● **BRIEF**: Find the lines holding the word "Title" and collect them.

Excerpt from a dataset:
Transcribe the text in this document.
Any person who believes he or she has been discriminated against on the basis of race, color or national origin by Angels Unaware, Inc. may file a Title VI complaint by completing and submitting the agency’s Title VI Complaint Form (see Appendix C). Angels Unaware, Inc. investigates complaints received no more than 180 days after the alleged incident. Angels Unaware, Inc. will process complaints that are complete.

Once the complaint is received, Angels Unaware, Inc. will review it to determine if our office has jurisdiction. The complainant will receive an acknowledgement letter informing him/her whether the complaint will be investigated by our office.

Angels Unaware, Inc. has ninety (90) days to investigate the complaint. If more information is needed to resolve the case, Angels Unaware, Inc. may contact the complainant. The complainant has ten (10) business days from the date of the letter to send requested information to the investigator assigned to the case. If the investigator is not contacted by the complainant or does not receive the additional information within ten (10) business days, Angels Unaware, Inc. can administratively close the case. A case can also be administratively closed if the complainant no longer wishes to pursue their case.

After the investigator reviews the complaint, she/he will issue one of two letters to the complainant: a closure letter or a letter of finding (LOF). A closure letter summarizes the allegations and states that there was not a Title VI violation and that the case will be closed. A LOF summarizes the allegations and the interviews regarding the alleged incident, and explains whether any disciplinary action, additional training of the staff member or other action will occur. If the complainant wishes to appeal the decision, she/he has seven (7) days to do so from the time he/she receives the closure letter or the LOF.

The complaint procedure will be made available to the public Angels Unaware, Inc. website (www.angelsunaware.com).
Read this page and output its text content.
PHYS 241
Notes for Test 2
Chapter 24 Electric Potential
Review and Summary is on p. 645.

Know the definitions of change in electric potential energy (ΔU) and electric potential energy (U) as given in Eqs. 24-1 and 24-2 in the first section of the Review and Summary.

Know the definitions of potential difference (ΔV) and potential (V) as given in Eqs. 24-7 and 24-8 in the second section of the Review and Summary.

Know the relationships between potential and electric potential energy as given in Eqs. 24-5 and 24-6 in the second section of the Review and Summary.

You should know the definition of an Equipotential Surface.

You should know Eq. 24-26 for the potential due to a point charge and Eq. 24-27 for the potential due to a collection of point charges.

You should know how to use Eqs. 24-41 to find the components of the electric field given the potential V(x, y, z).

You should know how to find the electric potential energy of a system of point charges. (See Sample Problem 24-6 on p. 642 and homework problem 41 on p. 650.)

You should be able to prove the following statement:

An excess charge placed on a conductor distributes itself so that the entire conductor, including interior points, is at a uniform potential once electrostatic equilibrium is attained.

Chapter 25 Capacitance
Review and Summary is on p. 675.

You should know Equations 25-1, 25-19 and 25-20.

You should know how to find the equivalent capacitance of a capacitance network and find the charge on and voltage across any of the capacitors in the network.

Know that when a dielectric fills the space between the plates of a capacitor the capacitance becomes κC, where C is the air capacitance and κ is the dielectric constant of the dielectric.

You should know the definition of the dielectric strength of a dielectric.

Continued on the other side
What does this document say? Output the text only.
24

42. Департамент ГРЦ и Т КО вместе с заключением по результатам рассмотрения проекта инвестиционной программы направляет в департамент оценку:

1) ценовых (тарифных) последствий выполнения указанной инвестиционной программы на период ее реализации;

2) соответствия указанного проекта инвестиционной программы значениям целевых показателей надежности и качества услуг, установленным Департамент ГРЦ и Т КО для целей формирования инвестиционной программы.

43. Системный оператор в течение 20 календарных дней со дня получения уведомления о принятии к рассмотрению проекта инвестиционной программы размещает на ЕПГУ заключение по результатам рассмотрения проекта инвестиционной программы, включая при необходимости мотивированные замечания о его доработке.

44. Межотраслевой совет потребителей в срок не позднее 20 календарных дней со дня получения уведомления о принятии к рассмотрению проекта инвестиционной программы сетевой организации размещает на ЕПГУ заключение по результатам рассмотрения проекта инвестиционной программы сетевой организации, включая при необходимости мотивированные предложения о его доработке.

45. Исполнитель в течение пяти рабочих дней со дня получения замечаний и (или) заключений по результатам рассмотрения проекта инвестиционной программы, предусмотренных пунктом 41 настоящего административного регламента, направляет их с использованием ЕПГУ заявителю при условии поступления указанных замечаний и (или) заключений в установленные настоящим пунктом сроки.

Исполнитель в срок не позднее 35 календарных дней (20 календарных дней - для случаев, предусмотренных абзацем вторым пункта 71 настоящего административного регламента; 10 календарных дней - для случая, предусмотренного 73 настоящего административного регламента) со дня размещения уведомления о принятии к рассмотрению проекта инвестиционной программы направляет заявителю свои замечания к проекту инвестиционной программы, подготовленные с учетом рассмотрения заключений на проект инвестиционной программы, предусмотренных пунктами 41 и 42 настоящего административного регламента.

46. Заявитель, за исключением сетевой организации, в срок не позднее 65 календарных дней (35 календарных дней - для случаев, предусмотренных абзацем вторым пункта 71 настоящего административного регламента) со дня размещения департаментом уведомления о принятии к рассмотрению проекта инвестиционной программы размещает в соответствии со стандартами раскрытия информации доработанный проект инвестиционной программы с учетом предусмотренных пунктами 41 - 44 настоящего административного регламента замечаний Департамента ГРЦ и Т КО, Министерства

● **TASK ANSWER**:
Any person who believes he or she has been discriminated against on the basis of race, color or national origin by Angels Unaware, Inc. may file a Title VI complaint by completing and submitting the agency’s Title VI Complaint Form (see Appendix C). Angels Unaware, Inc. investigates complaints received no more than 180 days after the alleged incident. Angels Unaware, Inc. will process complaints that are complete.
After the investigator reviews the complaint, she/he will issue one of two letters to the complainant: a closure letter or a letter of finding (LOF). A closure letter summarizes the allegations and states that there was not a Title VI violation and that the case will be closed. A LOF summarizes the allegations and the interviews regarding the alleged incident, and explains whether any disciplinary action, additional training of the staff member or other action will occur. If the complainant wishes to appeal the decision, she/he has seven (7) days to do so from the time he/she receives the closure letter or the LOF.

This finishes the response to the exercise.